What is the number of lines containing the word "subtitle"? Please answer with that number and nothing more.

**Extracted material**
-*-

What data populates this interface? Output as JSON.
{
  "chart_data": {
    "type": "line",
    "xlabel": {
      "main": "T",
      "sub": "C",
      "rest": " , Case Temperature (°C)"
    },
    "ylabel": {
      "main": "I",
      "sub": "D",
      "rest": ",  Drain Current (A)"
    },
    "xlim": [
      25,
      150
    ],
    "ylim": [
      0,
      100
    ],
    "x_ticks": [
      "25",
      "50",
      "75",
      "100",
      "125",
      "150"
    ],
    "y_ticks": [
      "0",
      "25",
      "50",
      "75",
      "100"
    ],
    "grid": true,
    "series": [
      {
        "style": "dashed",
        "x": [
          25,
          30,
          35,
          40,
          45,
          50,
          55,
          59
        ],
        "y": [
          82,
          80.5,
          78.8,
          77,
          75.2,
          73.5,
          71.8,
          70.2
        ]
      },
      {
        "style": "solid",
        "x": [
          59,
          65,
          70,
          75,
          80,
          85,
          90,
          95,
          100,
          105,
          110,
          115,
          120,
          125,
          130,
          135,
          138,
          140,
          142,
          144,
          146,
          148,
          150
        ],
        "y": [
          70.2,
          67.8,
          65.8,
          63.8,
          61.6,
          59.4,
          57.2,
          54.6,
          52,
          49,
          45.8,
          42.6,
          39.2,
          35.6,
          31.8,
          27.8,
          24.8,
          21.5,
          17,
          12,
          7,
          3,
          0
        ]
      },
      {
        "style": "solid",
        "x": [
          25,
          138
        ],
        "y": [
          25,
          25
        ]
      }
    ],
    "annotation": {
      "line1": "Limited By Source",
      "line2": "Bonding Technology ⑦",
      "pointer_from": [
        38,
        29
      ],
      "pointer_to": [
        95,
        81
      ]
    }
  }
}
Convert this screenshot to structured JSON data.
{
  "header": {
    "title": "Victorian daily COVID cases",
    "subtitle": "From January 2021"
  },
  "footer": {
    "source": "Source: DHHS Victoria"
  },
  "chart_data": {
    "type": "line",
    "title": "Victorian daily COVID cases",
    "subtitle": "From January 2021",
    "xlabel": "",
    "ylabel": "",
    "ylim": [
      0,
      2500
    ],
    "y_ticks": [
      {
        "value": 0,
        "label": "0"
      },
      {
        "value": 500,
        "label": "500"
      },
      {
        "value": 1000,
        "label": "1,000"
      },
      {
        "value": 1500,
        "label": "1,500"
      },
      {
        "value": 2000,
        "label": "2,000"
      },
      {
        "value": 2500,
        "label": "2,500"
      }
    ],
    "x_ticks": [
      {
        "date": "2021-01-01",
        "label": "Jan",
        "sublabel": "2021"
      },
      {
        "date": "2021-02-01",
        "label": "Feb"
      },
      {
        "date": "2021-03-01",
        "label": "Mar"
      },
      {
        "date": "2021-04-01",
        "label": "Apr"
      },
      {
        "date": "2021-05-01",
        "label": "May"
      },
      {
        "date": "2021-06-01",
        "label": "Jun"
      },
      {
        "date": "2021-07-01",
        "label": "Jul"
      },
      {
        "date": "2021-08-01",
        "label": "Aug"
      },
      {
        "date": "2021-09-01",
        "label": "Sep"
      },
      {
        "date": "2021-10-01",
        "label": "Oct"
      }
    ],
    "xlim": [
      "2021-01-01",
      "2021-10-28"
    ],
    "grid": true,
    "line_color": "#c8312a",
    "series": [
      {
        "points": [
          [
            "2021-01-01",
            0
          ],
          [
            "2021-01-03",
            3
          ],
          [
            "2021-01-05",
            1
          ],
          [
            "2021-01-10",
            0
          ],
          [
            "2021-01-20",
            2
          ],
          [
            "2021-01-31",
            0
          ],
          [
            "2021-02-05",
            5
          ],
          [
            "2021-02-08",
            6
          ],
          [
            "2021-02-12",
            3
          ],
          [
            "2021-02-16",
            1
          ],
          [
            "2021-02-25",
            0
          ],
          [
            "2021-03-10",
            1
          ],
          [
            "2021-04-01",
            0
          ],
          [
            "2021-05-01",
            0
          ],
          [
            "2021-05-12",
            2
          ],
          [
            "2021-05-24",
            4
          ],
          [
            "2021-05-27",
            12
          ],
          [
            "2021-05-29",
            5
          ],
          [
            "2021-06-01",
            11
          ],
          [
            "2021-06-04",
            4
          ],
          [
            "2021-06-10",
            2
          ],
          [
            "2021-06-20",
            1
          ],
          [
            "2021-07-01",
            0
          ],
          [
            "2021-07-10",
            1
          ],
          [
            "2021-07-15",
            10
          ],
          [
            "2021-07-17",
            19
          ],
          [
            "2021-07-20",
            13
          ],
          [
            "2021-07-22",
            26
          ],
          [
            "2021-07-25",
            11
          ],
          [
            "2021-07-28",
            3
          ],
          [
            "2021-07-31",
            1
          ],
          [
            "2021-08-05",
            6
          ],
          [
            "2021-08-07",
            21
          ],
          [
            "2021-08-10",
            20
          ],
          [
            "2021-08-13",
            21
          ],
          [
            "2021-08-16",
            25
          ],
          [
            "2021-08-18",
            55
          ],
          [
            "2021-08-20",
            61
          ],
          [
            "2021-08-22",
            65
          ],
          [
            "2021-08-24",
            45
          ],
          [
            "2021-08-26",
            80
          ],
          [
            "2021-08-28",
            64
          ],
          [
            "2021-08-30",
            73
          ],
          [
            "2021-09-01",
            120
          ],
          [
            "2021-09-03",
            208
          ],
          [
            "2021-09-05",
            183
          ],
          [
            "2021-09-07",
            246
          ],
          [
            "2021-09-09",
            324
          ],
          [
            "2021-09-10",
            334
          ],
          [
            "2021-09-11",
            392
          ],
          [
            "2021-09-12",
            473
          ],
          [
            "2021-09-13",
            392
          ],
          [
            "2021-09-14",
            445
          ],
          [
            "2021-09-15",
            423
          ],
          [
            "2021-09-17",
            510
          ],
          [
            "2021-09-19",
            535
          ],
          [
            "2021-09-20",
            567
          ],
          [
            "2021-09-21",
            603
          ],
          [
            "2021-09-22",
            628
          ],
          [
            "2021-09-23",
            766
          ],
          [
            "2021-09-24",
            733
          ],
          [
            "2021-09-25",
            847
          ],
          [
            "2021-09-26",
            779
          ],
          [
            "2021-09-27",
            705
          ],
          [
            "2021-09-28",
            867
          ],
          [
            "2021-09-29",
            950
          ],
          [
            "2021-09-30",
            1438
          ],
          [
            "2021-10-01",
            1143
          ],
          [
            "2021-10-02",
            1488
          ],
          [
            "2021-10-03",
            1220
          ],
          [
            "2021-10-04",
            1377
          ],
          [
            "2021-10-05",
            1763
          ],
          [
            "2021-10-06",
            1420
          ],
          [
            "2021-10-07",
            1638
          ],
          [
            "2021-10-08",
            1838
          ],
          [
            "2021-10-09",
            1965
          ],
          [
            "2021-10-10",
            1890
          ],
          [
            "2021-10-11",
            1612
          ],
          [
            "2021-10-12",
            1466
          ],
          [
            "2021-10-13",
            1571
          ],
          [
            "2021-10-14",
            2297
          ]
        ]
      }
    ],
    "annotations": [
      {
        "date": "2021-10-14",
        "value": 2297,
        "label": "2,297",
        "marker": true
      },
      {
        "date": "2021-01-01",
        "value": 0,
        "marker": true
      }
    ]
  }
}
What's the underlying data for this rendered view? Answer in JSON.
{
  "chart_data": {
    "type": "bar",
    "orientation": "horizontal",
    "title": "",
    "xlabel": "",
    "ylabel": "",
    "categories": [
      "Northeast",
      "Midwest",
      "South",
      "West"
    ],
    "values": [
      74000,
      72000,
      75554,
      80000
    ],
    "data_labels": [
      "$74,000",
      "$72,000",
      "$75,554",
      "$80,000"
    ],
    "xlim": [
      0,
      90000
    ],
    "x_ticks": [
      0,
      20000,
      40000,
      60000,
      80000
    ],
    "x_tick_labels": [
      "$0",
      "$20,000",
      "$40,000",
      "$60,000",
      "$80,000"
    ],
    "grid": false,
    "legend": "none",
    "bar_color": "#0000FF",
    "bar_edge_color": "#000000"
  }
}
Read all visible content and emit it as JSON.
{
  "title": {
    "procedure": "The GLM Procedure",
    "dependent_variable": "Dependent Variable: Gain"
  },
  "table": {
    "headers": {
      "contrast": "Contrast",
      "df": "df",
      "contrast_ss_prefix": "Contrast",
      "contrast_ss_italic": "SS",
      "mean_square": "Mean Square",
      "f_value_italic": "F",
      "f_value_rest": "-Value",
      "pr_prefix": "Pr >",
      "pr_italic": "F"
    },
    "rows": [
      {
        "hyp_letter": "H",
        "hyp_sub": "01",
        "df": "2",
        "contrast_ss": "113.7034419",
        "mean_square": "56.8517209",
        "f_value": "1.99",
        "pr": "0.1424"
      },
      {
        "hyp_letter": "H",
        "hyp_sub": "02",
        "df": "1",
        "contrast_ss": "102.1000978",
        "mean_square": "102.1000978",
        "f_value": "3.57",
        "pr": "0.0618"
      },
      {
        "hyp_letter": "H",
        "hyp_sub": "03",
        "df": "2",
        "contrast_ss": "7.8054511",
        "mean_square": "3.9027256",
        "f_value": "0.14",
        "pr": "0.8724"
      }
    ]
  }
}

-*-

**Written solution**
2